Manav sosyal medyadan yaptığı paylaşımda ; "Yedi şehitler Isparta’nın somut olmayan kültürel mirasıdır. Bu kavram aslında bizler için bahane altına sığınılan bir metodu işaret eder. Yani kaynağını bulamadığımız ama var olduğunu bildiğimiz bir söylemin sorumluluğunu masumlaştırıyoruz.
Ispartalılar yıllarca yedi şehitleri konuşmuş, anlatmışlar ve dilden dile dolaşmıştır. Öyle ki bazılarının kabirleri de bellidir. Peki bir mahalleye adını verdiğimiz yedi şehitler kimdi?
Yedi şehitler, Isparta’yı Roma’dan alan ilk Türk şehitlerimizdi. Bunu kayıt altına alan 1893 yılında Süleyman Sâmi Efendi’nin mekânı cennet olsun. Müellif bu tarihte bunu kaleme almışsa da zaten Isparta’da yedi şehitler hep konuşulan mübareklerdendi. Bunun üzerine de metodlu bir çalışma maalesef yapılmamıştır. Bu da yedi şehitleri unutturmuş kabirlerinin kaybolmasına sebep olmuştur.

- Alıştırma seti
- A) Yedi şehitler hakkındaki metne göre yedi şehitleri 1893 yılında kayıt altına alan kişi kimdir?
- B) Isparta'nın yedi şehitleri üzerine olan metni son cümlesinden sonra devam ettirerek yazın.

- Verilen bilgiler
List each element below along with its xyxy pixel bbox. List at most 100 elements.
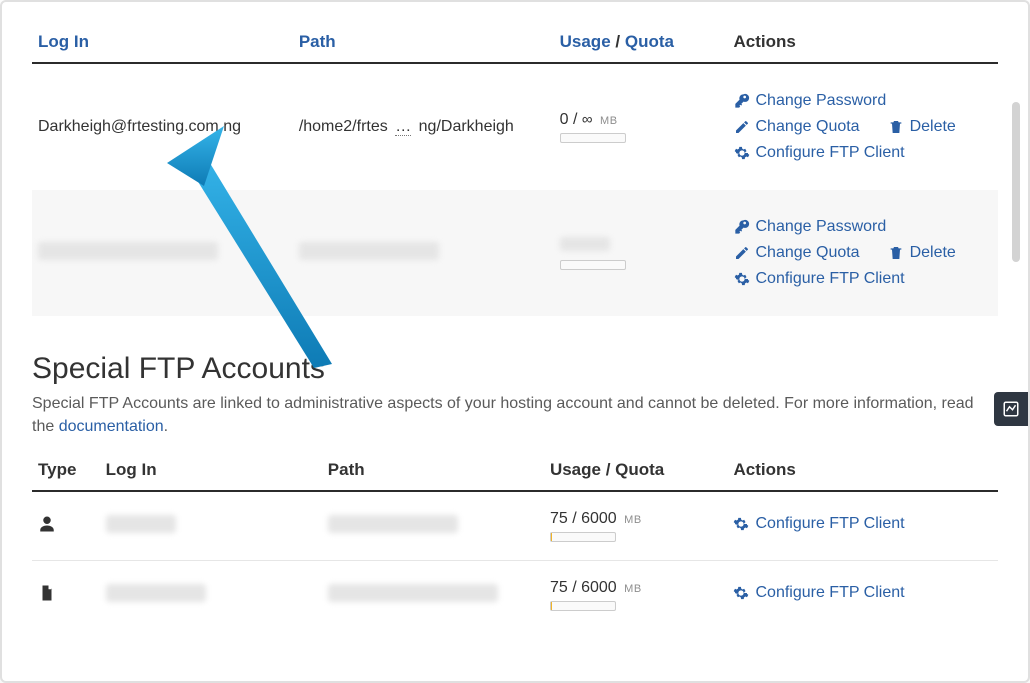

- Yanıtlar
- A) Süleyman Sâmi Efendi.

- B)
Metod olarak yedi şehitleri anolojik yöntemle tahlil etmek mümkün değildir. Bu tarz tarihi anlatıları tarihselcilik bakışıyla değerlendirmek gerekir.
Buna göre, Isparta tarihini bize kazandıran dönemin belediye reisi ve milletvekili büyük üstâd Böcüzâde Süleyman Sami Efendi yedi şehitlerin yerlerini anlatırken;
İsmini belirtmeden (muhtemel bilinmediği için) biri Karağaç Mahallesi’nde, biri Şeremed Dede adıyla Germiyan Mahallesi’nde, biri Doğancı Mahallesi’nde Hu Dede, biri yine Doğancı Mahallesi’nde Ihlamur Dede, biri Yenice Mahallesi’nde meşhur Fişenkçi Ali bahçesi içinde, biri de İğneci Mahallesi mahalle mescidinin dış tarafında olarak anlatır.
Bunların öncesinde Kesikbaş Gâzi Hazretlerinin de yedi şehitlerden biri olduğunu aktarır.
Görüldüğü üzere yedi şehitlerden sadece Kesikbaş ve Şeremed adlarını vermektedir, diğerlerinin adları yoktur.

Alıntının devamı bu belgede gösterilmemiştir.